**GIVEN DATA**
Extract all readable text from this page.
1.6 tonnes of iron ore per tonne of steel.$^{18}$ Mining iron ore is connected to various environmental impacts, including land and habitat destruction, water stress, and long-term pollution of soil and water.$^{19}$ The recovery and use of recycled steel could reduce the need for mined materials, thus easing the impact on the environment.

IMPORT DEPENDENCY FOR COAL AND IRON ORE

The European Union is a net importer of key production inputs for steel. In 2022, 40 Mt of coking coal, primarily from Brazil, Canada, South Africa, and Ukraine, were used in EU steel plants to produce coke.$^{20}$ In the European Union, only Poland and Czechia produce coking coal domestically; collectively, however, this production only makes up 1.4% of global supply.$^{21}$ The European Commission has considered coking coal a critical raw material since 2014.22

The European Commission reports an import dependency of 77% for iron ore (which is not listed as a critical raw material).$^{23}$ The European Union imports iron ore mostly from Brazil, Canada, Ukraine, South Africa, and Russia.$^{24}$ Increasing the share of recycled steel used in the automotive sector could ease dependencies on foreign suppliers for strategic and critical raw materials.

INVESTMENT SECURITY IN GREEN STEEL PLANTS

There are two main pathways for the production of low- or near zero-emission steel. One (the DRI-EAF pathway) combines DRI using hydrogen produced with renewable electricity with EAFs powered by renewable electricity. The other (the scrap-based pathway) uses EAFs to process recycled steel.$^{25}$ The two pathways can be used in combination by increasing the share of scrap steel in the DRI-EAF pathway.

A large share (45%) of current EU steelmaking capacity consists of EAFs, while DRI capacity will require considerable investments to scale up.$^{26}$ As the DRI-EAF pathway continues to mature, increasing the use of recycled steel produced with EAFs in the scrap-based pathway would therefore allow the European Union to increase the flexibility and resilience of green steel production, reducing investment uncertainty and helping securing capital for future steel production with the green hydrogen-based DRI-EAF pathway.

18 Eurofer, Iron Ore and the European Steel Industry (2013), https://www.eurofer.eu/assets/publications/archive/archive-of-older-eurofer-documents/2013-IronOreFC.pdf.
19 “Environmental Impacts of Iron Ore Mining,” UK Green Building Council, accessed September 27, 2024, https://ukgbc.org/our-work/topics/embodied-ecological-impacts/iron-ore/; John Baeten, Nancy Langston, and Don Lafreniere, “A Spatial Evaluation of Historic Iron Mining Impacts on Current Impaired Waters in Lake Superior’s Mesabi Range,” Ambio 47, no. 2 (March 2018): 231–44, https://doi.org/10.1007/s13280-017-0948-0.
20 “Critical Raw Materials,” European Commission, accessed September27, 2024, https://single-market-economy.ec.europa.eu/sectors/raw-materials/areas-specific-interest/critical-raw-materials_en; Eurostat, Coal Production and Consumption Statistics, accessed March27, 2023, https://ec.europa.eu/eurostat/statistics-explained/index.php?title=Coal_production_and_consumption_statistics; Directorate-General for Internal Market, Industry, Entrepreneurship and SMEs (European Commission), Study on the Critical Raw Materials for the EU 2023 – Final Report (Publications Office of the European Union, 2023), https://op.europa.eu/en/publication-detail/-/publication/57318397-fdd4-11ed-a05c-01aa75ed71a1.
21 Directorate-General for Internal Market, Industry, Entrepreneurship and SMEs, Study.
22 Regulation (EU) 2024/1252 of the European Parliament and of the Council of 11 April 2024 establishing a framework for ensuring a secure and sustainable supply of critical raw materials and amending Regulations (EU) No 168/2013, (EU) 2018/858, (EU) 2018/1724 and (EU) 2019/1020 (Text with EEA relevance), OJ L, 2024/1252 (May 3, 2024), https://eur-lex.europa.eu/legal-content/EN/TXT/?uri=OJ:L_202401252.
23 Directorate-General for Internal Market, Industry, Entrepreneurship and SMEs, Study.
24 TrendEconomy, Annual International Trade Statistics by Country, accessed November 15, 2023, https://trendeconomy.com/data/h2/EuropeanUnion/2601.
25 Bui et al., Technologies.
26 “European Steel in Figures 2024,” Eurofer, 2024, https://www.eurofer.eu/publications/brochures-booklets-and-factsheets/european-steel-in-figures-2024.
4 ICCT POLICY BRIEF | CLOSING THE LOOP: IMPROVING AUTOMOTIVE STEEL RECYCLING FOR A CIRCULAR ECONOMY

**TO BE DONE**
Copy each line of the listing that includes "this".

**RESPONSE TO THE EXERCISE**
Extract all readable text from this page.
The European Union is a net importer of key production inputs for steel. In 2022, 40 Mt of coking coal, primarily from Brazil, Canada, South Africa, and Ukraine, were used in EU steel plants to produce coke.$^{20}$ In the European Union, only Poland and Czechia produce coking coal domestically; collectively, however, this production only makes up 1.4% of global supply.$^{21}$ The European Commission has considered coking coal a critical raw material since 2014.22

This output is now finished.